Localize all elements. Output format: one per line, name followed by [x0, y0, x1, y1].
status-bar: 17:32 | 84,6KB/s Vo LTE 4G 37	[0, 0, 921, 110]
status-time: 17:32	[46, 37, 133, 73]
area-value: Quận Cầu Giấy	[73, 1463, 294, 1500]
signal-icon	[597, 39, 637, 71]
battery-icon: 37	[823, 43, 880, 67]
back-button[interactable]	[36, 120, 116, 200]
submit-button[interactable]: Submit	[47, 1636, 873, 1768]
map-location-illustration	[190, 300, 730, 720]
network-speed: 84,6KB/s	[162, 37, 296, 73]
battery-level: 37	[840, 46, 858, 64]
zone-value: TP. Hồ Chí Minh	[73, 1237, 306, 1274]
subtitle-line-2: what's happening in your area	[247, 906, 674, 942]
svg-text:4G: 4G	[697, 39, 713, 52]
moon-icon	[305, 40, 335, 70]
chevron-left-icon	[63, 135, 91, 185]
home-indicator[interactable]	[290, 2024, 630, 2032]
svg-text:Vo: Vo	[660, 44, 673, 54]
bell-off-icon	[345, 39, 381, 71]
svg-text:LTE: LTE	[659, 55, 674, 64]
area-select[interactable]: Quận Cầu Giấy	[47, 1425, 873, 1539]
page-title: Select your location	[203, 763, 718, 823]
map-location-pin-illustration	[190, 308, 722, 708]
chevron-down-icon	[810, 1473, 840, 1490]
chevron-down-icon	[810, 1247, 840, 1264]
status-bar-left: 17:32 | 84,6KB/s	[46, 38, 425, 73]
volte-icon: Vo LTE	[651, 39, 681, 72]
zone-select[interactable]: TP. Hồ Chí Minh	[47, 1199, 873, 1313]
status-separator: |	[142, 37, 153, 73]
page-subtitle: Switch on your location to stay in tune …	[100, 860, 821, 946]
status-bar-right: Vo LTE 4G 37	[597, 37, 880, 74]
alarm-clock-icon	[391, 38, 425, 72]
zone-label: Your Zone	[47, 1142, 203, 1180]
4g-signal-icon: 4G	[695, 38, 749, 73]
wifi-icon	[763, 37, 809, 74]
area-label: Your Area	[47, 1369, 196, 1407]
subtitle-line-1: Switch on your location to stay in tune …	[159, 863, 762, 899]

| Exercise requirements |
Collect every line of the material that contains the string "Switch".

| Output for this task |
page-subtitle: Switch on your location to stay in tune …	[100, 860, 821, 946]
subtitle-line-1: Switch on your location to stay in tune …	[159, 863, 762, 899]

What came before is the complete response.